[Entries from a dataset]
========

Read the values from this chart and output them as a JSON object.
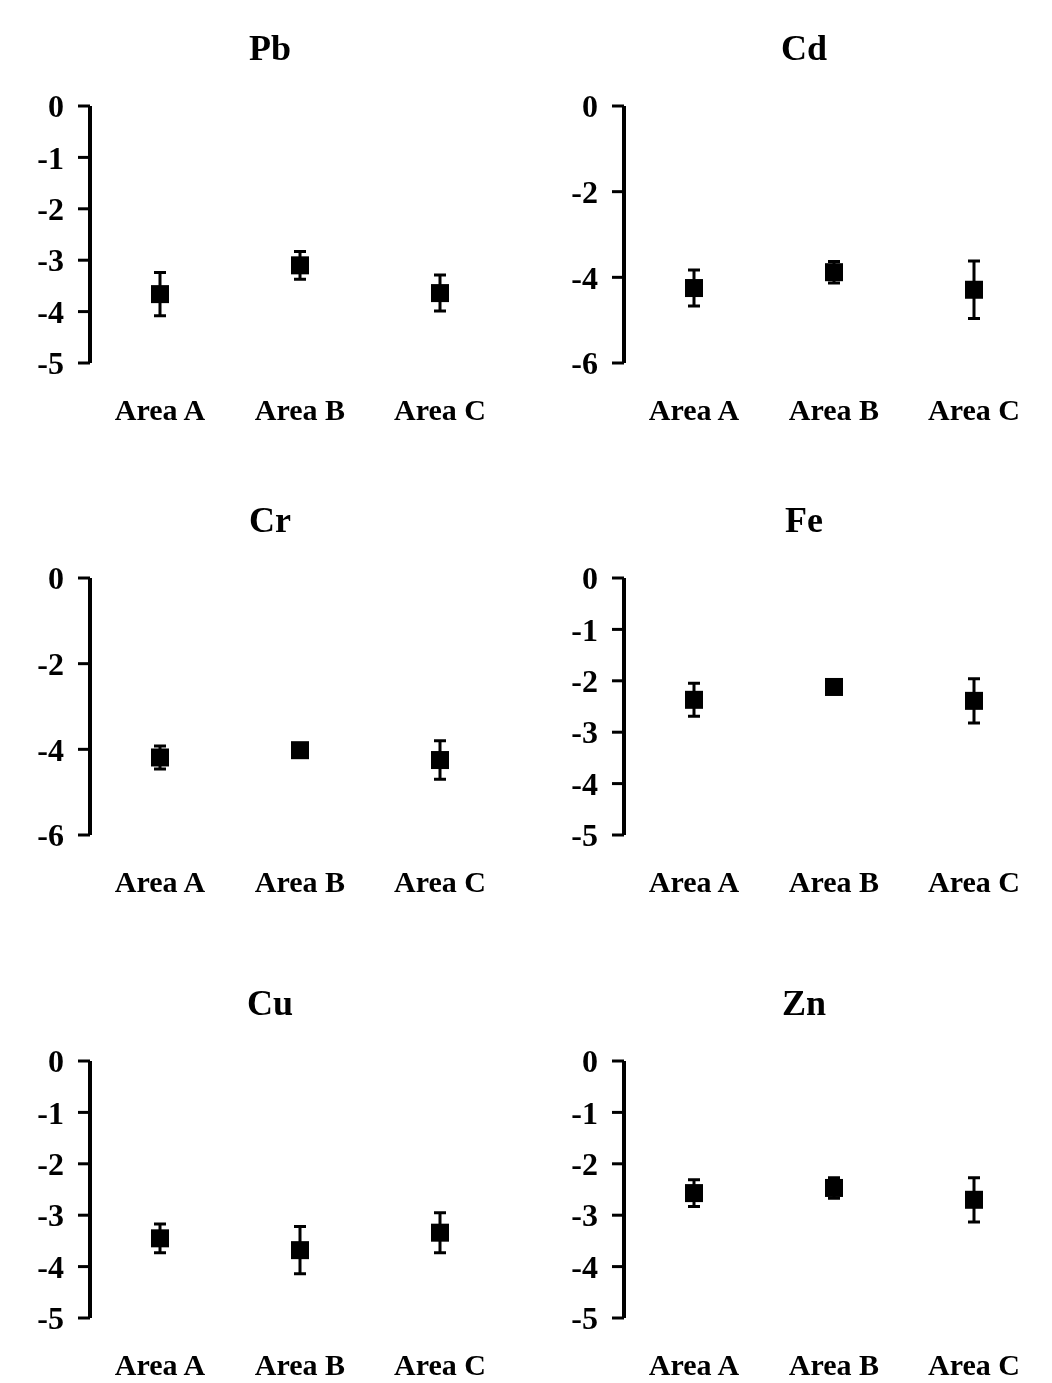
{
  "chart_data": [
    {
      "type": "scatter",
      "title": "Pb",
      "categories": [
        "Area A",
        "Area B",
        "Area C"
      ],
      "values": [
        -3.66,
        -3.1,
        -3.64
      ],
      "errors": [
        0.42,
        0.27,
        0.35
      ],
      "color": "#000000",
      "marker": "square",
      "ylim": [
        -5,
        0
      ],
      "yticks": [
        0,
        -1,
        -2,
        -3,
        -4,
        -5
      ]
    },
    {
      "type": "scatter",
      "title": "Cd",
      "categories": [
        "Area A",
        "Area B",
        "Area C"
      ],
      "values": [
        -4.25,
        -3.88,
        -4.29
      ],
      "errors": [
        0.42,
        0.25,
        0.67
      ],
      "color": "#000000",
      "marker": "square",
      "ylim": [
        -6,
        0
      ],
      "yticks": [
        0,
        -2,
        -4,
        -6
      ]
    },
    {
      "type": "scatter",
      "title": "Cr",
      "categories": [
        "Area A",
        "Area B",
        "Area C"
      ],
      "values": [
        -4.19,
        -4.02,
        -4.25
      ],
      "errors": [
        0.27,
        null,
        0.45
      ],
      "color": "#000000",
      "marker": "square",
      "ylim": [
        -6,
        0
      ],
      "yticks": [
        0,
        -2,
        -4,
        -6
      ]
    },
    {
      "type": "scatter",
      "title": "Fe",
      "categories": [
        "Area A",
        "Area B",
        "Area C"
      ],
      "values": [
        -2.37,
        -2.12,
        -2.39
      ],
      "errors": [
        0.32,
        null,
        0.43
      ],
      "color": "#000000",
      "marker": "square",
      "ylim": [
        -5,
        0
      ],
      "yticks": [
        0,
        -1,
        -2,
        -3,
        -4,
        -5
      ]
    },
    {
      "type": "scatter",
      "title": "Cu",
      "categories": [
        "Area A",
        "Area B",
        "Area C"
      ],
      "values": [
        -3.45,
        -3.68,
        -3.34
      ],
      "errors": [
        0.28,
        0.46,
        0.39
      ],
      "color": "#000000",
      "marker": "square",
      "ylim": [
        -5,
        0
      ],
      "yticks": [
        0,
        -1,
        -2,
        -3,
        -4,
        -5
      ]
    },
    {
      "type": "scatter",
      "title": "Zn",
      "categories": [
        "Area A",
        "Area B",
        "Area C"
      ],
      "values": [
        -2.57,
        -2.47,
        -2.7
      ],
      "errors": [
        0.26,
        0.2,
        0.43
      ],
      "color": "#000000",
      "marker": "square",
      "ylim": [
        -5,
        0
      ],
      "yticks": [
        0,
        -1,
        -2,
        -3,
        -4,
        -5
      ]
    }
  ]
}
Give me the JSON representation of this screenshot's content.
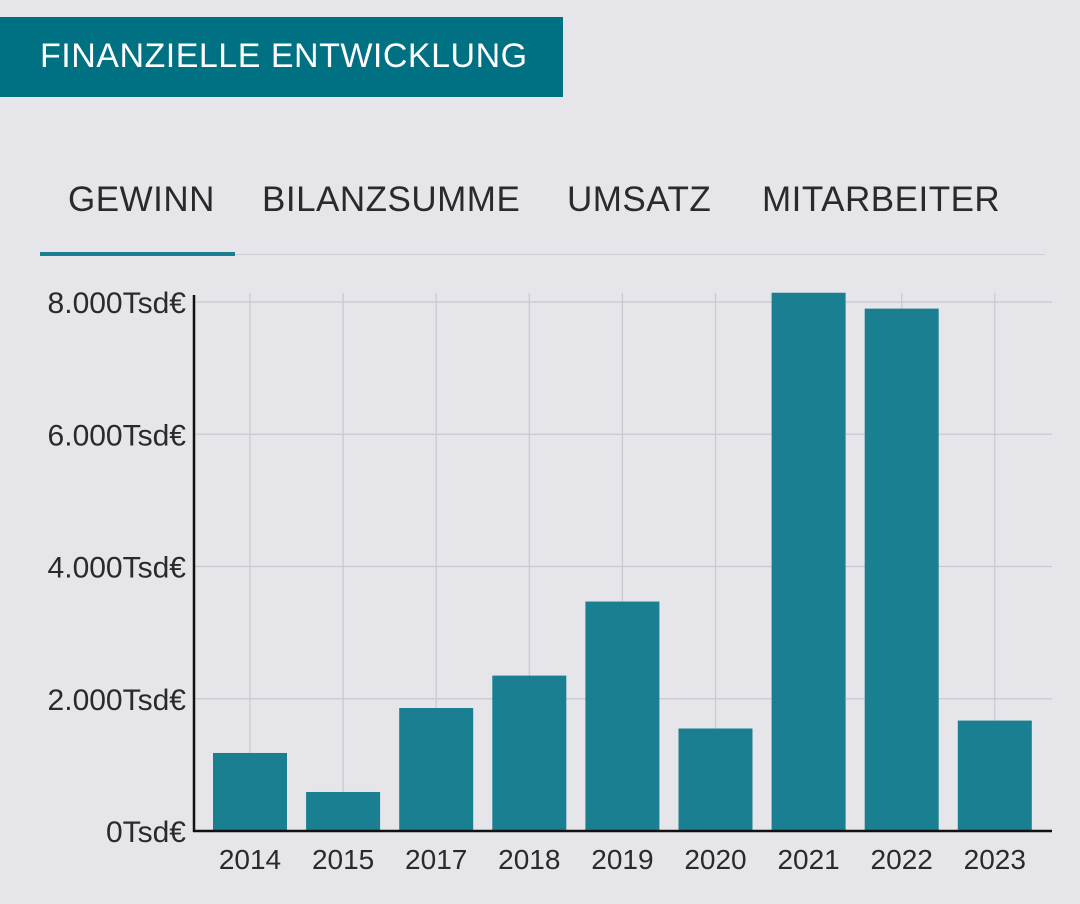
{
  "header": {
    "title": "FINANZIELLE ENTWICKLUNG"
  },
  "tabs": [
    {
      "label": "GEWINN",
      "active": true
    },
    {
      "label": "BILANZSUMME",
      "active": false
    },
    {
      "label": "UMSATZ",
      "active": false
    },
    {
      "label": "MITARBEITER",
      "active": false
    }
  ],
  "colors": {
    "accent": "#007083",
    "bar": "#1a8091",
    "background": "#e6e5ea"
  },
  "chart_data": {
    "type": "bar",
    "categories": [
      "2014",
      "2015",
      "2017",
      "2018",
      "2019",
      "2020",
      "2021",
      "2022",
      "2023"
    ],
    "values": [
      1180,
      590,
      1860,
      2350,
      3470,
      1550,
      8140,
      7900,
      1670
    ],
    "ylim": [
      0,
      8000
    ],
    "yticks": [
      0,
      2000,
      4000,
      6000,
      8000
    ],
    "ytick_labels": [
      "0Tsd€",
      "2.000Tsd€",
      "4.000Tsd€",
      "6.000Tsd€",
      "8.000Tsd€"
    ],
    "grid": true
  }
}
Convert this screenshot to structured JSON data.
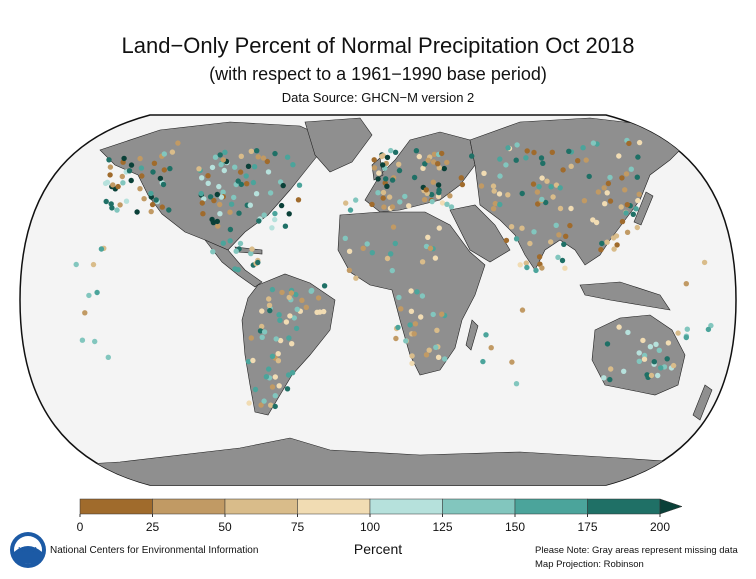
{
  "title": "Land−Only Percent of Normal Precipitation Oct 2018",
  "subtitle": "(with respect to a 1961−1990 base period)",
  "source": "Data Source: GHCN−M version 2",
  "colorbar": {
    "ticks": [
      "0",
      "25",
      "50",
      "75",
      "100",
      "125",
      "150",
      "175",
      "200"
    ],
    "colors": [
      "#a06b2c",
      "#c19a64",
      "#d9bc8a",
      "#f1dcb3",
      "#b6e1dc",
      "#82c6be",
      "#4ba49b",
      "#1f7066"
    ],
    "overflow_color": "#0a4038",
    "unit": "Percent"
  },
  "footer": {
    "org": "National Centers for Environmental Information",
    "note": "Please Note: Gray areas represent missing data",
    "projection": "Map Projection: Robinson",
    "logo_text": "NOAA"
  },
  "map": {
    "land_color": "#8f8f8f",
    "ocean_color": "#f4f4f4",
    "dot_colors": [
      "#a06b2c",
      "#c19a64",
      "#d9bc8a",
      "#f1dcb3",
      "#b6e1dc",
      "#82c6be",
      "#4ba49b",
      "#1f7066",
      "#0a4038"
    ],
    "dot_regions": [
      {
        "name": "north-america",
        "colors": [
          0,
          1,
          4,
          5,
          6,
          7,
          8
        ]
      },
      {
        "name": "central-america",
        "colors": [
          2,
          5,
          6,
          7
        ]
      },
      {
        "name": "south-america",
        "colors": [
          1,
          2,
          3,
          5,
          6,
          7
        ]
      },
      {
        "name": "europe",
        "colors": [
          0,
          1,
          2,
          3,
          5,
          7,
          8
        ]
      },
      {
        "name": "africa",
        "colors": [
          1,
          2,
          3,
          5,
          6
        ]
      },
      {
        "name": "asia",
        "colors": [
          0,
          1,
          2,
          3,
          5,
          6,
          7
        ]
      },
      {
        "name": "australia",
        "colors": [
          2,
          3,
          4,
          5,
          6,
          7
        ]
      },
      {
        "name": "islands",
        "colors": [
          1,
          2,
          5,
          6
        ]
      }
    ]
  }
}
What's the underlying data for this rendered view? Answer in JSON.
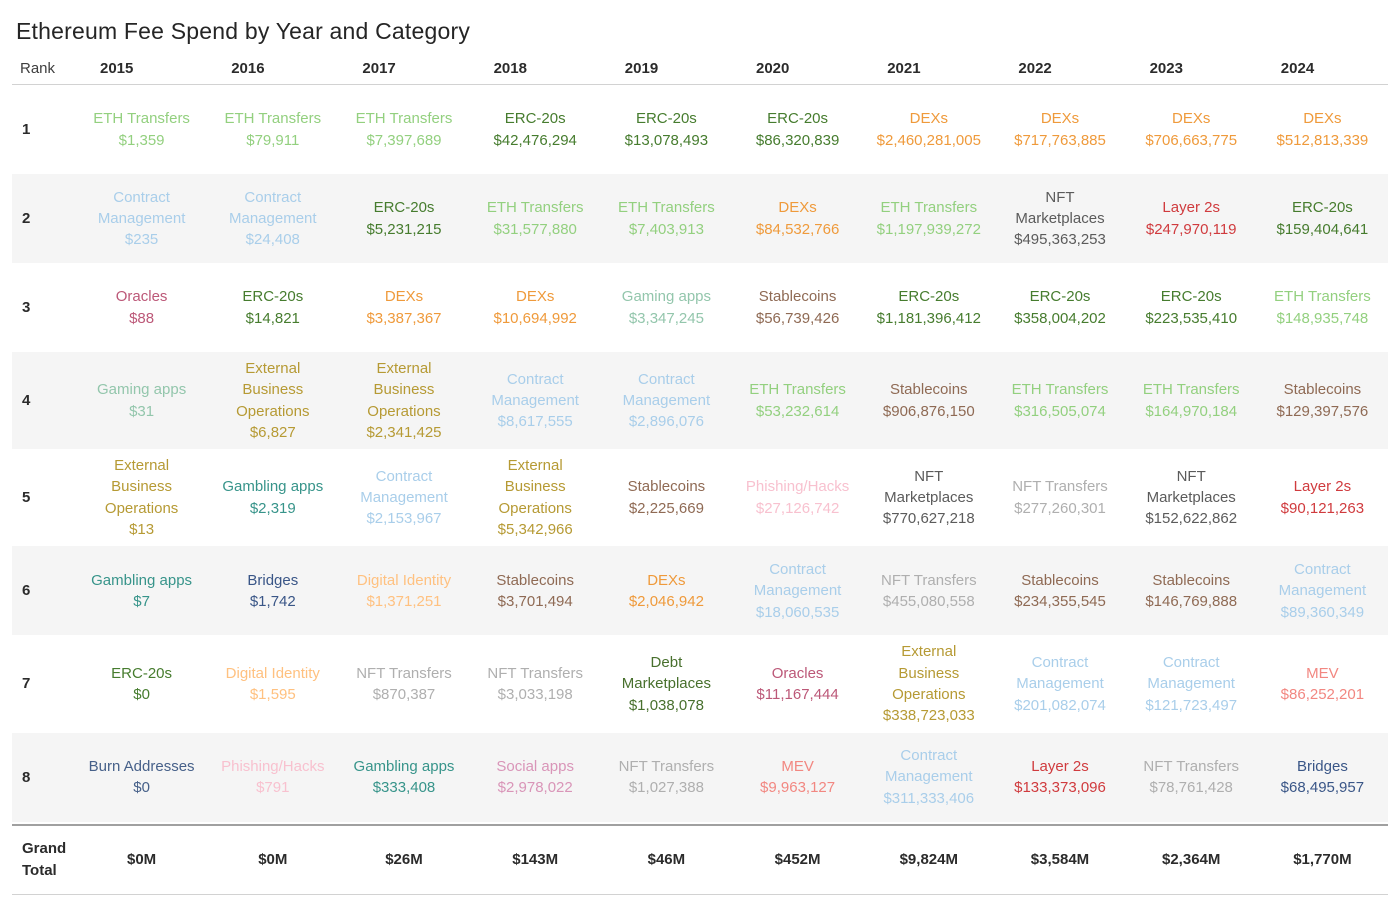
{
  "chart_data": {
    "type": "table",
    "title": "Ethereum Fee Spend by Year and Category",
    "rank_column_header": "Rank",
    "years": [
      "2015",
      "2016",
      "2017",
      "2018",
      "2019",
      "2020",
      "2021",
      "2022",
      "2023",
      "2024"
    ],
    "layout": {
      "zebra_striping": "ranks 2,4,6,8 shaded #f5f5f5",
      "cell_format": "category name above dollar value, both colored by category",
      "grid": "horizontal rules under header and around grand total only"
    },
    "category_colors": {
      "ETH Transfers": "#93D07F",
      "ERC-20s": "#467C2E",
      "DEXs": "#EF9A3B",
      "Contract Management": "#A9CEEA",
      "NFT Marketplaces": "#5B5B5B",
      "Layer 2s": "#D03B3E",
      "Oracles": "#BC5878",
      "Gaming apps": "#93C6AC",
      "Stablecoins": "#8F6A54",
      "External Business Operations": "#B69A34",
      "Gambling apps": "#37948A",
      "Bridges": "#3A5687",
      "Digital Identity": "#FFC180",
      "Phishing/Hacks": "#F8C1CF",
      "NFT Transfers": "#AFAFAF",
      "MEV": "#F28781",
      "Debt Marketplaces": "#48702D",
      "Social apps": "#D995B8",
      "Burn Addresses": "#466089"
    },
    "rows": [
      {
        "rank": "1",
        "cells": [
          {
            "category": "ETH Transfers",
            "value": "$1,359"
          },
          {
            "category": "ETH Transfers",
            "value": "$79,911"
          },
          {
            "category": "ETH Transfers",
            "value": "$7,397,689"
          },
          {
            "category": "ERC-20s",
            "value": "$42,476,294"
          },
          {
            "category": "ERC-20s",
            "value": "$13,078,493"
          },
          {
            "category": "ERC-20s",
            "value": "$86,320,839"
          },
          {
            "category": "DEXs",
            "value": "$2,460,281,005"
          },
          {
            "category": "DEXs",
            "value": "$717,763,885"
          },
          {
            "category": "DEXs",
            "value": "$706,663,775"
          },
          {
            "category": "DEXs",
            "value": "$512,813,339"
          }
        ]
      },
      {
        "rank": "2",
        "cells": [
          {
            "category": "Contract Management",
            "value": "$235"
          },
          {
            "category": "Contract Management",
            "value": "$24,408"
          },
          {
            "category": "ERC-20s",
            "value": "$5,231,215"
          },
          {
            "category": "ETH Transfers",
            "value": "$31,577,880"
          },
          {
            "category": "ETH Transfers",
            "value": "$7,403,913"
          },
          {
            "category": "DEXs",
            "value": "$84,532,766"
          },
          {
            "category": "ETH Transfers",
            "value": "$1,197,939,272"
          },
          {
            "category": "NFT Marketplaces",
            "value": "$495,363,253"
          },
          {
            "category": "Layer 2s",
            "value": "$247,970,119"
          },
          {
            "category": "ERC-20s",
            "value": "$159,404,641"
          }
        ]
      },
      {
        "rank": "3",
        "cells": [
          {
            "category": "Oracles",
            "value": "$88"
          },
          {
            "category": "ERC-20s",
            "value": "$14,821"
          },
          {
            "category": "DEXs",
            "value": "$3,387,367"
          },
          {
            "category": "DEXs",
            "value": "$10,694,992"
          },
          {
            "category": "Gaming apps",
            "value": "$3,347,245"
          },
          {
            "category": "Stablecoins",
            "value": "$56,739,426"
          },
          {
            "category": "ERC-20s",
            "value": "$1,181,396,412"
          },
          {
            "category": "ERC-20s",
            "value": "$358,004,202"
          },
          {
            "category": "ERC-20s",
            "value": "$223,535,410"
          },
          {
            "category": "ETH Transfers",
            "value": "$148,935,748"
          }
        ]
      },
      {
        "rank": "4",
        "cells": [
          {
            "category": "Gaming apps",
            "value": "$31"
          },
          {
            "category": "External Business Operations",
            "value": "$6,827"
          },
          {
            "category": "External Business Operations",
            "value": "$2,341,425"
          },
          {
            "category": "Contract Management",
            "value": "$8,617,555"
          },
          {
            "category": "Contract Management",
            "value": "$2,896,076"
          },
          {
            "category": "ETH Transfers",
            "value": "$53,232,614"
          },
          {
            "category": "Stablecoins",
            "value": "$906,876,150"
          },
          {
            "category": "ETH Transfers",
            "value": "$316,505,074"
          },
          {
            "category": "ETH Transfers",
            "value": "$164,970,184"
          },
          {
            "category": "Stablecoins",
            "value": "$129,397,576"
          }
        ]
      },
      {
        "rank": "5",
        "cells": [
          {
            "category": "External Business Operations",
            "value": "$13"
          },
          {
            "category": "Gambling apps",
            "value": "$2,319"
          },
          {
            "category": "Contract Management",
            "value": "$2,153,967"
          },
          {
            "category": "External Business Operations",
            "value": "$5,342,966"
          },
          {
            "category": "Stablecoins",
            "value": "$2,225,669"
          },
          {
            "category": "Phishing/Hacks",
            "value": "$27,126,742"
          },
          {
            "category": "NFT Marketplaces",
            "value": "$770,627,218"
          },
          {
            "category": "NFT Transfers",
            "value": "$277,260,301"
          },
          {
            "category": "NFT Marketplaces",
            "value": "$152,622,862"
          },
          {
            "category": "Layer 2s",
            "value": "$90,121,263"
          }
        ]
      },
      {
        "rank": "6",
        "cells": [
          {
            "category": "Gambling apps",
            "value": "$7"
          },
          {
            "category": "Bridges",
            "value": "$1,742"
          },
          {
            "category": "Digital Identity",
            "value": "$1,371,251"
          },
          {
            "category": "Stablecoins",
            "value": "$3,701,494"
          },
          {
            "category": "DEXs",
            "value": "$2,046,942"
          },
          {
            "category": "Contract Management",
            "value": "$18,060,535"
          },
          {
            "category": "NFT Transfers",
            "value": "$455,080,558"
          },
          {
            "category": "Stablecoins",
            "value": "$234,355,545"
          },
          {
            "category": "Stablecoins",
            "value": "$146,769,888"
          },
          {
            "category": "Contract Management",
            "value": "$89,360,349"
          }
        ]
      },
      {
        "rank": "7",
        "cells": [
          {
            "category": "ERC-20s",
            "value": "$0"
          },
          {
            "category": "Digital Identity",
            "value": "$1,595"
          },
          {
            "category": "NFT Transfers",
            "value": "$870,387"
          },
          {
            "category": "NFT Transfers",
            "value": "$3,033,198"
          },
          {
            "category": "Debt Marketplaces",
            "value": "$1,038,078"
          },
          {
            "category": "Oracles",
            "value": "$11,167,444"
          },
          {
            "category": "External Business Operations",
            "value": "$338,723,033"
          },
          {
            "category": "Contract Management",
            "value": "$201,082,074"
          },
          {
            "category": "Contract Management",
            "value": "$121,723,497"
          },
          {
            "category": "MEV",
            "value": "$86,252,201"
          }
        ]
      },
      {
        "rank": "8",
        "cells": [
          {
            "category": "Burn Addresses",
            "value": "$0"
          },
          {
            "category": "Phishing/Hacks",
            "value": "$791"
          },
          {
            "category": "Gambling apps",
            "value": "$333,408"
          },
          {
            "category": "Social apps",
            "value": "$2,978,022"
          },
          {
            "category": "NFT Transfers",
            "value": "$1,027,388"
          },
          {
            "category": "MEV",
            "value": "$9,963,127"
          },
          {
            "category": "Contract Management",
            "value": "$311,333,406"
          },
          {
            "category": "Layer 2s",
            "value": "$133,373,096"
          },
          {
            "category": "NFT Transfers",
            "value": "$78,761,428"
          },
          {
            "category": "Bridges",
            "value": "$68,495,957"
          }
        ]
      }
    ],
    "grand_total": {
      "label": "Grand Total",
      "values": [
        "$0M",
        "$0M",
        "$26M",
        "$143M",
        "$46M",
        "$452M",
        "$9,824M",
        "$3,584M",
        "$2,364M",
        "$1,770M"
      ]
    }
  }
}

========

> REQUIREMENT
Looking at the records above, count the lines where the word "grid" appears. State only the number.

> EXERCISE RESPONSE
2